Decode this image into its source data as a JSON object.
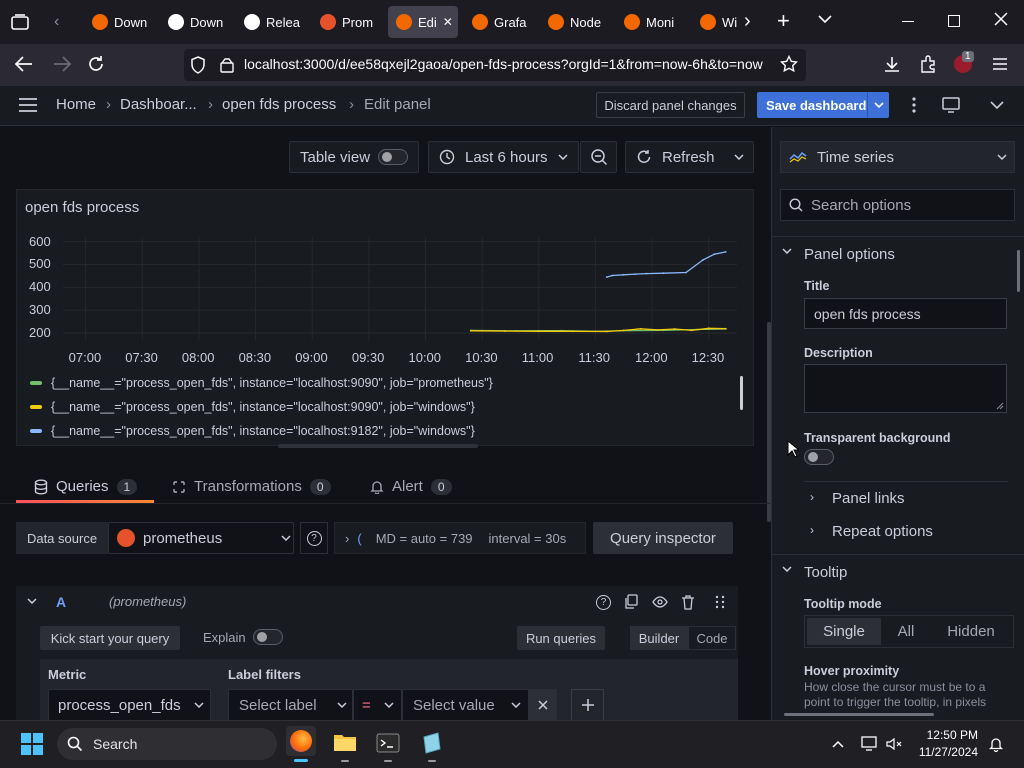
{
  "browser": {
    "tabs": [
      {
        "label": "Down",
        "icon": "grafana-icon"
      },
      {
        "label": "Down",
        "icon": "grafana-white-icon"
      },
      {
        "label": "Relea",
        "icon": "github-icon"
      },
      {
        "label": "Prom",
        "icon": "prometheus-icon"
      },
      {
        "label": "Edi",
        "icon": "grafana-icon",
        "active": true
      },
      {
        "label": "Grafa",
        "icon": "grafana-icon"
      },
      {
        "label": "Node",
        "icon": "grafana-icon"
      },
      {
        "label": "Moni",
        "icon": "grafana-icon"
      },
      {
        "label": "Wi",
        "icon": "grafana-icon"
      }
    ],
    "url": "localhost:3000/d/ee58qxejl2gaoa/open-fds-process?orgId=1&from=now-6h&to=now",
    "extension_badge": "1"
  },
  "header": {
    "breadcrumbs": [
      "Home",
      "Dashboar...",
      "open fds process",
      "Edit panel"
    ],
    "discard_label": "Discard panel changes",
    "save_label": "Save dashboard"
  },
  "toolbar": {
    "table_view_label": "Table view",
    "time_range_label": "Last 6 hours",
    "refresh_label": "Refresh"
  },
  "panel": {
    "title": "open fds process"
  },
  "chart_data": {
    "type": "line",
    "title": "open fds process",
    "xlabel": "",
    "ylabel": "",
    "x_ticks": [
      "07:00",
      "07:30",
      "08:00",
      "08:30",
      "09:00",
      "09:30",
      "10:00",
      "10:30",
      "11:00",
      "11:30",
      "12:00",
      "12:30"
    ],
    "y_ticks": [
      600,
      500,
      400,
      300,
      200
    ],
    "ylim": [
      170,
      620
    ],
    "grid": true,
    "legend_placement": "bottom",
    "series": [
      {
        "name": "{__name__=\"process_open_fds\", instance=\"localhost:9090\", job=\"prometheus\"}",
        "color": "#73bf69",
        "points": [
          [
            10.4,
            212
          ],
          [
            10.8,
            210
          ],
          [
            11.2,
            211
          ],
          [
            11.5,
            208
          ],
          [
            11.8,
            211
          ],
          [
            12.1,
            212
          ],
          [
            12.4,
            216
          ],
          [
            12.65,
            218
          ]
        ]
      },
      {
        "name": "{__name__=\"process_open_fds\", instance=\"localhost:9090\", job=\"windows\"}",
        "color": "#f2cc0c",
        "points": [
          [
            10.4,
            210
          ],
          [
            10.7,
            209
          ],
          [
            11.0,
            208
          ],
          [
            11.3,
            208
          ],
          [
            11.6,
            207
          ],
          [
            11.75,
            212
          ],
          [
            11.9,
            219
          ],
          [
            12.05,
            214
          ],
          [
            12.2,
            218
          ],
          [
            12.35,
            212
          ],
          [
            12.5,
            221
          ],
          [
            12.65,
            220
          ]
        ]
      },
      {
        "name": "{__name__=\"process_open_fds\", instance=\"localhost:9182\", job=\"windows\"}",
        "color": "#8ab8ff",
        "points": [
          [
            11.6,
            445
          ],
          [
            11.65,
            452
          ],
          [
            11.75,
            455
          ],
          [
            11.85,
            458
          ],
          [
            11.95,
            460
          ],
          [
            12.1,
            462
          ],
          [
            12.3,
            465
          ],
          [
            12.45,
            520
          ],
          [
            12.55,
            545
          ],
          [
            12.65,
            555
          ]
        ]
      }
    ]
  },
  "queries": {
    "tabs": [
      {
        "label": "Queries",
        "count": "1"
      },
      {
        "label": "Transformations",
        "count": "0"
      },
      {
        "label": "Alert",
        "count": "0"
      }
    ],
    "data_source_label": "Data source",
    "data_source_value": "prometheus",
    "query_options_text": "MD = auto = 739",
    "interval_text": "interval = 30s",
    "query_inspector_label": "Query inspector",
    "query_letter": "A",
    "query_ds_hint": "(prometheus)",
    "kick_start_label": "Kick start your query",
    "explain_label": "Explain",
    "run_queries_label": "Run queries",
    "builder_label": "Builder",
    "code_label": "Code",
    "metric_label": "Metric",
    "metric_value": "process_open_fds",
    "label_filters_label": "Label filters",
    "select_label_placeholder": "Select label",
    "operator_value": "=",
    "select_value_placeholder": "Select value"
  },
  "options": {
    "visualization": "Time series",
    "search_placeholder": "Search options",
    "panel_options_title": "Panel options",
    "title_label": "Title",
    "title_value": "open fds process",
    "description_label": "Description",
    "transparent_label": "Transparent background",
    "panel_links_label": "Panel links",
    "repeat_options_label": "Repeat options",
    "tooltip_title": "Tooltip",
    "tooltip_mode_label": "Tooltip mode",
    "tooltip_modes": [
      "Single",
      "All",
      "Hidden"
    ],
    "hover_proximity_label": "Hover proximity",
    "hover_proximity_desc": "How close the cursor must be to a point to trigger the tooltip, in pixels"
  },
  "taskbar": {
    "search_label": "Search",
    "time": "12:50 PM",
    "date": "11/27/2024"
  }
}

------------

▸ **WHAT TO PRODUCE**
Every record must be copied exactly, with the pictures left out.

▸ **SOLVED EXERCISE**
Decode this image into its source data as a JSON object.
{
  "browser": {
    "tabs": [
      {
        "label": "Down",
        "icon": "grafana-icon"
      },
      {
        "label": "Down",
        "icon": "grafana-white-icon"
      },
      {
        "label": "Relea",
        "icon": "github-icon"
      },
      {
        "label": "Prom",
        "icon": "prometheus-icon"
      },
      {
        "label": "Edi",
        "icon": "grafana-icon",
        "active": true
      },
      {
        "label": "Grafa",
        "icon": "grafana-icon"
      },
      {
        "label": "Node",
        "icon": "grafana-icon"
      },
      {
        "label": "Moni",
        "icon": "grafana-icon"
      },
      {
        "label": "Wi",
        "icon": "grafana-icon"
      }
    ],
    "url": "localhost:3000/d/ee58qxejl2gaoa/open-fds-process?orgId=1&from=now-6h&to=now",
    "extension_badge": "1"
  },
  "header": {
    "breadcrumbs": [
      "Home",
      "Dashboar...",
      "open fds process",
      "Edit panel"
    ],
    "discard_label": "Discard panel changes",
    "save_label": "Save dashboard"
  },
  "toolbar": {
    "table_view_label": "Table view",
    "time_range_label": "Last 6 hours",
    "refresh_label": "Refresh"
  },
  "panel": {
    "title": "open fds process"
  },
  "chart_data": {
    "type": "line",
    "title": "open fds process",
    "xlabel": "",
    "ylabel": "",
    "x_ticks": [
      "07:00",
      "07:30",
      "08:00",
      "08:30",
      "09:00",
      "09:30",
      "10:00",
      "10:30",
      "11:00",
      "11:30",
      "12:00",
      "12:30"
    ],
    "y_ticks": [
      600,
      500,
      400,
      300,
      200
    ],
    "ylim": [
      170,
      620
    ],
    "grid": true,
    "legend_placement": "bottom",
    "series": [
      {
        "name": "{__name__=\"process_open_fds\", instance=\"localhost:9090\", job=\"prometheus\"}",
        "color": "#73bf69",
        "points": [
          [
            10.4,
            212
          ],
          [
            10.8,
            210
          ],
          [
            11.2,
            211
          ],
          [
            11.5,
            208
          ],
          [
            11.8,
            211
          ],
          [
            12.1,
            212
          ],
          [
            12.4,
            216
          ],
          [
            12.65,
            218
          ]
        ]
      },
      {
        "name": "{__name__=\"process_open_fds\", instance=\"localhost:9090\", job=\"windows\"}",
        "color": "#f2cc0c",
        "points": [
          [
            10.4,
            210
          ],
          [
            10.7,
            209
          ],
          [
            11.0,
            208
          ],
          [
            11.3,
            208
          ],
          [
            11.6,
            207
          ],
          [
            11.75,
            212
          ],
          [
            11.9,
            219
          ],
          [
            12.05,
            214
          ],
          [
            12.2,
            218
          ],
          [
            12.35,
            212
          ],
          [
            12.5,
            221
          ],
          [
            12.65,
            220
          ]
        ]
      },
      {
        "name": "{__name__=\"process_open_fds\", instance=\"localhost:9182\", job=\"windows\"}",
        "color": "#8ab8ff",
        "points": [
          [
            11.6,
            445
          ],
          [
            11.65,
            452
          ],
          [
            11.75,
            455
          ],
          [
            11.85,
            458
          ],
          [
            11.95,
            460
          ],
          [
            12.1,
            462
          ],
          [
            12.3,
            465
          ],
          [
            12.45,
            520
          ],
          [
            12.55,
            545
          ],
          [
            12.65,
            555
          ]
        ]
      }
    ]
  },
  "queries": {
    "tabs": [
      {
        "label": "Queries",
        "count": "1"
      },
      {
        "label": "Transformations",
        "count": "0"
      },
      {
        "label": "Alert",
        "count": "0"
      }
    ],
    "data_source_label": "Data source",
    "data_source_value": "prometheus",
    "query_options_text": "MD = auto = 739",
    "interval_text": "interval = 30s",
    "query_inspector_label": "Query inspector",
    "query_letter": "A",
    "query_ds_hint": "(prometheus)",
    "kick_start_label": "Kick start your query",
    "explain_label": "Explain",
    "run_queries_label": "Run queries",
    "builder_label": "Builder",
    "code_label": "Code",
    "metric_label": "Metric",
    "metric_value": "process_open_fds",
    "label_filters_label": "Label filters",
    "select_label_placeholder": "Select label",
    "operator_value": "=",
    "select_value_placeholder": "Select value"
  },
  "options": {
    "visualization": "Time series",
    "search_placeholder": "Search options",
    "panel_options_title": "Panel options",
    "title_label": "Title",
    "title_value": "open fds process",
    "description_label": "Description",
    "transparent_label": "Transparent background",
    "panel_links_label": "Panel links",
    "repeat_options_label": "Repeat options",
    "tooltip_title": "Tooltip",
    "tooltip_mode_label": "Tooltip mode",
    "tooltip_modes": [
      "Single",
      "All",
      "Hidden"
    ],
    "hover_proximity_label": "Hover proximity",
    "hover_proximity_desc": "How close the cursor must be to a point to trigger the tooltip, in pixels"
  },
  "taskbar": {
    "search_label": "Search",
    "time": "12:50 PM",
    "date": "11/27/2024"
  }
}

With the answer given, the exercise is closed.